— Begin Dataset records —

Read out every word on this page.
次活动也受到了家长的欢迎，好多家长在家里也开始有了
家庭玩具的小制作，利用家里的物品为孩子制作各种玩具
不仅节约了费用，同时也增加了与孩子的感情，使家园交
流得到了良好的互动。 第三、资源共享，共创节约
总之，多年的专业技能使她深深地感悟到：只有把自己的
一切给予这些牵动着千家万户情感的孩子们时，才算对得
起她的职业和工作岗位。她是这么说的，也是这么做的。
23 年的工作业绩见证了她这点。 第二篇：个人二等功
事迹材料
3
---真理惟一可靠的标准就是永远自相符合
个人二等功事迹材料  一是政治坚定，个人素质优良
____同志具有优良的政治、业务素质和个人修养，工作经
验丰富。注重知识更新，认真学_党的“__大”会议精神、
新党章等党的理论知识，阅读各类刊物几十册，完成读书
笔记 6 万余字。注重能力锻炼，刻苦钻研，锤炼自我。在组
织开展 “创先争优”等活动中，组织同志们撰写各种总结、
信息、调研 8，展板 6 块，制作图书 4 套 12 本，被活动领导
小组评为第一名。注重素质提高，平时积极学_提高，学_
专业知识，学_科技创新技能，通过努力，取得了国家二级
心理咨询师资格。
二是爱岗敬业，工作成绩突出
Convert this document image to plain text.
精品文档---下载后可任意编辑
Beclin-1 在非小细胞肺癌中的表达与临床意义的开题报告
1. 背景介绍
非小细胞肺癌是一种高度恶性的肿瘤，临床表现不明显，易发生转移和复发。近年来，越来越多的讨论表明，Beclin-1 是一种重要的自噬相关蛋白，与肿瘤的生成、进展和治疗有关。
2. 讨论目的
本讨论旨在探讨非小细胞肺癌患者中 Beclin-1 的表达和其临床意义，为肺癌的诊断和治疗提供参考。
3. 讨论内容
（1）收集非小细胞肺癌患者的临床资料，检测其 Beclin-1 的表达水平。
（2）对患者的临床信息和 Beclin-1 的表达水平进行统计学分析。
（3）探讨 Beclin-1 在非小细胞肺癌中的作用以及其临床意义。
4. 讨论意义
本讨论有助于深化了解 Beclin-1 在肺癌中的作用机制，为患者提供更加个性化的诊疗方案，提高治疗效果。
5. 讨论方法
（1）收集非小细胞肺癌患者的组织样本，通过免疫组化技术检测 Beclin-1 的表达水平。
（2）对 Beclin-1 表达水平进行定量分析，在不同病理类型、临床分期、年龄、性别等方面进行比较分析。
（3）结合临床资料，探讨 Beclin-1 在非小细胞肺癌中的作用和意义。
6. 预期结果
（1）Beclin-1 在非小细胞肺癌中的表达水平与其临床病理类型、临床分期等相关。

— End Dataset records —

Set problem. Set down the material above again, word for word.

Task answer.
Read out every word on this page.
次活动也受到了家长的欢迎，好多家长在家里也开始有了
家庭玩具的小制作，利用家里的物品为孩子制作各种玩具
不仅节约了费用，同时也增加了与孩子的感情，使家园交
流得到了良好的互动。 第三、资源共享，共创节约
总之，多年的专业技能使她深深地感悟到：只有把自己的
一切给予这些牵动着千家万户情感的孩子们时，才算对得
起她的职业和工作岗位。她是这么说的，也是这么做的。
23 年的工作业绩见证了她这点。 第二篇：个人二等功
事迹材料
3
---真理惟一可靠的标准就是永远自相符合
个人二等功事迹材料  一是政治坚定，个人素质优良
____同志具有优良的政治、业务素质和个人修养，工作经
验丰富。注重知识更新，认真学_党的“__大”会议精神、
新党章等党的理论知识，阅读各类刊物几十册，完成读书
笔记 6 万余字。注重能力锻炼，刻苦钻研，锤炼自我。在组
织开展 “创先争优”等活动中，组织同志们撰写各种总结、
信息、调研 8，展板 6 块，制作图书 4 套 12 本，被活动领导
小组评为第一名。注重素质提高，平时积极学_提高，学_
专业知识，学_科技创新技能，通过努力，取得了国家二级
心理咨询师资格。
二是爱岗敬业，工作成绩突出
Convert this document image to plain text.
精品文档---下载后可任意编辑
Beclin-1 在非小细胞肺癌中的表达与临床意义的开题报告
1. 背景介绍
非小细胞肺癌是一种高度恶性的肿瘤，临床表现不明显，易发生转移和复发。近年来，越来越多的讨论表明，Beclin-1 是一种重要的自噬相关蛋白，与肿瘤的生成、进展和治疗有关。
2. 讨论目的
本讨论旨在探讨非小细胞肺癌患者中 Beclin-1 的表达和其临床意义，为肺癌的诊断和治疗提供参考。
3. 讨论内容
（1）收集非小细胞肺癌患者的临床资料，检测其 Beclin-1 的表达水平。
（2）对患者的临床信息和 Beclin-1 的表达水平进行统计学分析。
（3）探讨 Beclin-1 在非小细胞肺癌中的作用以及其临床意义。
4. 讨论意义
本讨论有助于深化了解 Beclin-1 在肺癌中的作用机制，为患者提供更加个性化的诊疗方案，提高治疗效果。
5. 讨论方法
（1）收集非小细胞肺癌患者的组织样本，通过免疫组化技术检测 Beclin-1 的表达水平。
（2）对 Beclin-1 表达水平进行定量分析，在不同病理类型、临床分期、年龄、性别等方面进行比较分析。
（3）结合临床资料，探讨 Beclin-1 在非小细胞肺癌中的作用和意义。
6. 预期结果
（1）Beclin-1 在非小细胞肺癌中的表达水平与其临床病理类型、临床分期等相关。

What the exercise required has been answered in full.